──────── Records ────────

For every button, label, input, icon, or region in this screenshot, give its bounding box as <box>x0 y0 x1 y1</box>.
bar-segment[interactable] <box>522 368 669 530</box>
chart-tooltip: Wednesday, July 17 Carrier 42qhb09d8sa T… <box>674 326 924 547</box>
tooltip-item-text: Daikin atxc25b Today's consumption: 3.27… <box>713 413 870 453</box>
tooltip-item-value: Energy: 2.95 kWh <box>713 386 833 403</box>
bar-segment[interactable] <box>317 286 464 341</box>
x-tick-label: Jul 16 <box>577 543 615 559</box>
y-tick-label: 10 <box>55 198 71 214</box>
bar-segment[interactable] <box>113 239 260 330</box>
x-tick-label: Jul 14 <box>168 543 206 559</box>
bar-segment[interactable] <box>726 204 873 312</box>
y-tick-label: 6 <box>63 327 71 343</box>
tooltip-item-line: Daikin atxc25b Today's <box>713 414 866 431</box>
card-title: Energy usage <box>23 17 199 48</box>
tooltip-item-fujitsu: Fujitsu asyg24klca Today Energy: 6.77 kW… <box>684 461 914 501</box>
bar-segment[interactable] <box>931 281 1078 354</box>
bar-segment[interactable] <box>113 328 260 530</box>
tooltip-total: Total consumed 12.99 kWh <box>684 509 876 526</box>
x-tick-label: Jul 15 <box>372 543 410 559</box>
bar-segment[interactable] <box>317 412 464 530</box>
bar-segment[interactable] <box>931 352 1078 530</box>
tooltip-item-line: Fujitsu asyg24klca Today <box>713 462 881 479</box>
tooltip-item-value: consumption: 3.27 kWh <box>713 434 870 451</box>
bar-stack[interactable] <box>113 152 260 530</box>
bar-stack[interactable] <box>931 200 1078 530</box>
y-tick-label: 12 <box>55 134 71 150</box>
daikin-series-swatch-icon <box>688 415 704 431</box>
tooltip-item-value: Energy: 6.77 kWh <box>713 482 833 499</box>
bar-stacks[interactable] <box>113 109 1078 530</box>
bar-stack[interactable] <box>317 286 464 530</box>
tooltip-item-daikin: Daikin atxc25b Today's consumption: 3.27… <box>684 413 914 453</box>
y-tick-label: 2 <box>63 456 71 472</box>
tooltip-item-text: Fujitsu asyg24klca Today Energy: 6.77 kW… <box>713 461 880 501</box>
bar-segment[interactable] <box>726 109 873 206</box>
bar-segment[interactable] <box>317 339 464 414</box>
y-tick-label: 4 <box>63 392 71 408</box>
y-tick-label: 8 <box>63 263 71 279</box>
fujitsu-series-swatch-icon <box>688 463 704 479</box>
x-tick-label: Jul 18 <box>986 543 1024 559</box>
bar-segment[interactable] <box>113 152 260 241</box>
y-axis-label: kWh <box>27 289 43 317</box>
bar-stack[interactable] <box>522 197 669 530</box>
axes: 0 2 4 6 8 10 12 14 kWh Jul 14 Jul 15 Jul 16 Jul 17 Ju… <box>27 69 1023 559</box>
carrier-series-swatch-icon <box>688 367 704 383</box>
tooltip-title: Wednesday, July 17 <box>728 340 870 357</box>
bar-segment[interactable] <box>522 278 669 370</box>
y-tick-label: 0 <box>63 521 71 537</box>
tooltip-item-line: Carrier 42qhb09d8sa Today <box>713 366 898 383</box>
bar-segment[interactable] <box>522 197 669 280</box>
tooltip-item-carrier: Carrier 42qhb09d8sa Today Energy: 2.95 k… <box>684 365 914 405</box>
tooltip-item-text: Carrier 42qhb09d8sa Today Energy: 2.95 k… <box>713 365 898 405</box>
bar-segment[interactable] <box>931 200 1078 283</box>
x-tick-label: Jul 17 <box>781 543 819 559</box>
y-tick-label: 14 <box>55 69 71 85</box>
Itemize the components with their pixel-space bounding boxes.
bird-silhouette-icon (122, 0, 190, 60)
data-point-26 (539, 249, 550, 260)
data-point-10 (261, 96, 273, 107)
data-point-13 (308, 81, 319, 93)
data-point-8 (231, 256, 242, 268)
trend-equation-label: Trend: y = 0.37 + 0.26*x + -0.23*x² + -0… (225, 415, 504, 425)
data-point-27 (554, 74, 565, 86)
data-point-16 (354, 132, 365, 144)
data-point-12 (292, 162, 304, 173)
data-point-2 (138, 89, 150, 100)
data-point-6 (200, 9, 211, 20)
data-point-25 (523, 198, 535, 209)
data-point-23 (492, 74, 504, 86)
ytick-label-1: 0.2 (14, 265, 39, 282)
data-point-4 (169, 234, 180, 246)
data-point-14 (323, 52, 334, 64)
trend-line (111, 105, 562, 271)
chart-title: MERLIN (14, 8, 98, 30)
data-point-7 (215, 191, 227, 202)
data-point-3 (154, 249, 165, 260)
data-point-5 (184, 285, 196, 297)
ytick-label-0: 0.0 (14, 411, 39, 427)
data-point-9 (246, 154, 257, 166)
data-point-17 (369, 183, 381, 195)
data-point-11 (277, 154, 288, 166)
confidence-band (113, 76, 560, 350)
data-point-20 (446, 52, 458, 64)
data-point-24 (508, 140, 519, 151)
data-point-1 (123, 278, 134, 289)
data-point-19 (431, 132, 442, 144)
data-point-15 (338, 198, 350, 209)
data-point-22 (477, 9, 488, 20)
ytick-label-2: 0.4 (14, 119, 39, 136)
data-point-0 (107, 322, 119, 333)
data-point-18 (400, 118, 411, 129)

────────

- [Given problem]:
Can you quote each of the items above word for word, keeping their original order?

- [Task solution]:
For every button, label, input, icon, or region in this screenshot, give its bounding box as <box>x0 y0 x1 y1</box>.
bar-segment[interactable] <box>522 368 669 530</box>
chart-tooltip: Wednesday, July 17 Carrier 42qhb09d8sa T… <box>674 326 924 547</box>
tooltip-item-text: Daikin atxc25b Today's consumption: 3.27… <box>713 413 870 453</box>
tooltip-item-value: Energy: 2.95 kWh <box>713 386 833 403</box>
bar-segment[interactable] <box>317 286 464 341</box>
x-tick-label: Jul 16 <box>577 543 615 559</box>
y-tick-label: 10 <box>55 198 71 214</box>
bar-segment[interactable] <box>113 239 260 330</box>
x-tick-label: Jul 14 <box>168 543 206 559</box>
bar-segment[interactable] <box>726 204 873 312</box>
y-tick-label: 6 <box>63 327 71 343</box>
tooltip-item-line: Daikin atxc25b Today's <box>713 414 866 431</box>
card-title: Energy usage <box>23 17 199 48</box>
tooltip-item-fujitsu: Fujitsu asyg24klca Today Energy: 6.77 kW… <box>684 461 914 501</box>
bar-segment[interactable] <box>931 281 1078 354</box>
bar-segment[interactable] <box>113 328 260 530</box>
tooltip-total: Total consumed 12.99 kWh <box>684 509 876 526</box>
x-tick-label: Jul 15 <box>372 543 410 559</box>
bar-segment[interactable] <box>317 412 464 530</box>
bar-segment[interactable] <box>931 352 1078 530</box>
tooltip-item-line: Fujitsu asyg24klca Today <box>713 462 881 479</box>
tooltip-item-value: consumption: 3.27 kWh <box>713 434 870 451</box>
bar-stack[interactable] <box>113 152 260 530</box>
bar-stack[interactable] <box>931 200 1078 530</box>
y-tick-label: 12 <box>55 134 71 150</box>
daikin-series-swatch-icon <box>688 415 704 431</box>
tooltip-item-value: Energy: 6.77 kWh <box>713 482 833 499</box>
bar-stacks[interactable] <box>113 109 1078 530</box>
bar-stack[interactable] <box>317 286 464 530</box>
tooltip-item-daikin: Daikin atxc25b Today's consumption: 3.27… <box>684 413 914 453</box>
y-tick-label: 2 <box>63 456 71 472</box>
tooltip-item-text: Fujitsu asyg24klca Today Energy: 6.77 kW… <box>713 461 880 501</box>
bar-segment[interactable] <box>726 109 873 206</box>
bar-segment[interactable] <box>317 339 464 414</box>
y-tick-label: 4 <box>63 392 71 408</box>
y-tick-label: 8 <box>63 263 71 279</box>
fujitsu-series-swatch-icon <box>688 463 704 479</box>
x-tick-label: Jul 18 <box>986 543 1024 559</box>
bar-segment[interactable] <box>113 152 260 241</box>
y-axis-label: kWh <box>27 289 43 317</box>
bar-stack[interactable] <box>522 197 669 530</box>
axes: 0 2 4 6 8 10 12 14 kWh Jul 14 Jul 15 Jul 16 Jul 17 Ju… <box>27 69 1023 559</box>
carrier-series-swatch-icon <box>688 367 704 383</box>
tooltip-title: Wednesday, July 17 <box>728 340 870 357</box>
bar-segment[interactable] <box>522 278 669 370</box>
y-tick-label: 0 <box>63 521 71 537</box>
tooltip-item-line: Carrier 42qhb09d8sa Today <box>713 366 898 383</box>
bar-segment[interactable] <box>522 197 669 280</box>
tooltip-item-carrier: Carrier 42qhb09d8sa Today Energy: 2.95 k… <box>684 365 914 405</box>
tooltip-item-text: Carrier 42qhb09d8sa Today Energy: 2.95 k… <box>713 365 898 405</box>
bar-segment[interactable] <box>931 200 1078 283</box>
x-tick-label: Jul 17 <box>781 543 819 559</box>
y-tick-label: 14 <box>55 69 71 85</box>
Itemize the components with their pixel-space bounding boxes.
bird-silhouette-icon (122, 0, 190, 60)
data-point-26 (539, 249, 550, 260)
data-point-10 (261, 96, 273, 107)
data-point-13 (308, 81, 319, 93)
data-point-8 (231, 256, 242, 268)
trend-equation-label: Trend: y = 0.37 + 0.26*x + -0.23*x² + -0… (225, 415, 504, 425)
data-point-27 (554, 74, 565, 86)
data-point-16 (354, 132, 365, 144)
data-point-12 (292, 162, 304, 173)
data-point-2 (138, 89, 150, 100)
data-point-6 (200, 9, 211, 20)
data-point-25 (523, 198, 535, 209)
data-point-23 (492, 74, 504, 86)
ytick-label-1: 0.2 (14, 265, 39, 282)
data-point-4 (169, 234, 180, 246)
data-point-14 (323, 52, 334, 64)
trend-line (111, 105, 562, 271)
chart-title: MERLIN (14, 8, 98, 30)
data-point-7 (215, 191, 227, 202)
data-point-3 (154, 249, 165, 260)
data-point-5 (184, 285, 196, 297)
ytick-label-0: 0.0 (14, 411, 39, 427)
data-point-9 (246, 154, 257, 166)
data-point-17 (369, 183, 381, 195)
data-point-11 (277, 154, 288, 166)
confidence-band (113, 76, 560, 350)
data-point-20 (446, 52, 458, 64)
data-point-24 (508, 140, 519, 151)
data-point-1 (123, 278, 134, 289)
data-point-19 (431, 132, 442, 144)
data-point-15 (338, 198, 350, 209)
data-point-22 (477, 9, 488, 20)
ytick-label-2: 0.4 (14, 119, 39, 136)
data-point-0 (107, 322, 119, 333)
data-point-18 (400, 118, 411, 129)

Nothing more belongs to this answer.